§ **Exercise details**:
Retype the earnings call transcript word for word, from "Okay. I will" to "Please go ahead..".

I guess that's a little less than 10% right now. Returns for our shareholders and we're very confident in our ability to do that..
Okay. I will stop here and re-queue. Thanks for all the answers..
Thanks, Amit.
Our next question will come from Matt Carletti of JMP. Please go ahead..
Thanks. Good morning..
Good morning..
Just a couple of questions. One, I just wanted to go to the results in the quarter and just see if what additional color you could give us around that large national health care account that drove the adverse development. And even if not specific to that account, just help us understand kind of what is driving a loss of that magnitude.
I think we have a good feel for kind of the limits profiles and reinsurance profiles and your physicians' book.
But can you walk us through kind of what you're seeing whether in this case or broadly in the health care side? And then how we might think about reinsurance structures on that side of the business?.
Matt, it's Mike. Just talking about the Specialty business in general, there's no question as the physician's market has consolidated and there's been more capital and competition in that large account space that the loss volatility in general has been more volatile than the physicians' book.
And that's true with respect to severity and it's true with respect to just overall loss ratio results. With respect to the national account, it was -- at the end of the day on the reinsurance side, it was not a vertical severity insurance exposure, it was a unique structure that was more on an aggregate basis.
I will say this with respect to that structure, we have no others in our book of business. And it was a miss on the loss projections and attachment points. The pricing there was a unique structure and there were severity over that period that was maybe not as contemplated as well as we needed to.
And that really at the end of the day is the rationale for that result. We're encouraged that we've identified it we're certainly -- have looked at our overall specialty book of business to make sure we don't have any similar structures and we don't and we just have to take it from here..
Okay. And so in regard to that is there -- I guess that particular structure.
Is there any kind of -- are we close to any sort of limits on the account or reinsurance kind of capping it, or is it more of -- you guys have just put a good scrub on it put a lot of conservatism on it and you're at a higher confidence point in the reserving?.
It's the higher confidence point in reserving..
Okay. Great. And then just one more if I could, I guess, probably for Ned just shifting back to NORCAL. I'm curious if you could just update us on kind of your view of where the cycle is. I mean to me this is a very strong signal that you see light at the end of the tunnel, that you see things changing.
And I think in your words and I would agree it will take time. But maybe just kind of -- if you could frame kind of your decision to enter into a transaction like this alongside kind of your updated view on where the cycle is headed..
Matt, it's a hard question to answer just, because I think there are just so many unknowns but maybe talk about a couple of things.
On kind of the causation side of the market what people are labeling social inflation, we're encouraged that the broader P&C market is recognizing these trends, we began recognizing reflecting in our results and our pricing these trends back in 2018. And it's good that the rest of the industry is beginning to do so as well.
And so I think that will help certainly from the pricing environment. On the actual social inflation side to go to the jury behavior component where we are in the pendulum swinging up or back down is much harder to know. We've been through these cycles before.

[Document layout analysis data]

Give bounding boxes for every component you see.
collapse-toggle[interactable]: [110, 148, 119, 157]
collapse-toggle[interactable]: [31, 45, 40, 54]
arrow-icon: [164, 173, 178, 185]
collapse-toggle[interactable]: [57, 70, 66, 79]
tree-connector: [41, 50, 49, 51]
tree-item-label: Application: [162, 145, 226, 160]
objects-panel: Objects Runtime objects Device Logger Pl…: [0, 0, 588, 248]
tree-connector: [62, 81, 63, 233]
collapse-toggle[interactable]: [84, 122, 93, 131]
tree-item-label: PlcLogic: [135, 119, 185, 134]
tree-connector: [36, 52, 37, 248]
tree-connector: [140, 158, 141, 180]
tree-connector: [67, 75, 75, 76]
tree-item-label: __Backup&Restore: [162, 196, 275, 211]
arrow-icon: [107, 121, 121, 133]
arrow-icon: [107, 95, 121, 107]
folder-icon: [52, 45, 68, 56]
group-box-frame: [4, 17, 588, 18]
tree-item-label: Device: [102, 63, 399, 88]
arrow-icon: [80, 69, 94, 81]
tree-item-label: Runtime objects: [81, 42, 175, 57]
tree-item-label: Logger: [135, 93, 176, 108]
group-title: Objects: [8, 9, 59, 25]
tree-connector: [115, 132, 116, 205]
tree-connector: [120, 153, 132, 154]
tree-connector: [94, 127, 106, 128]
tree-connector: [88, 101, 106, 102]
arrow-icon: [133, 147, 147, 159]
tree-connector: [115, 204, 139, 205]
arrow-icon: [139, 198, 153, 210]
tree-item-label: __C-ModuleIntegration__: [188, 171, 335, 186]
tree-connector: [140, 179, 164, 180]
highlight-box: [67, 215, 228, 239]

§ **Reply to the exercise**:
Okay. I will stop here and re-queue. Thanks for all the answers..
Thanks, Amit.
Our next question will come from Matt Carletti of JMP. Please go ahead..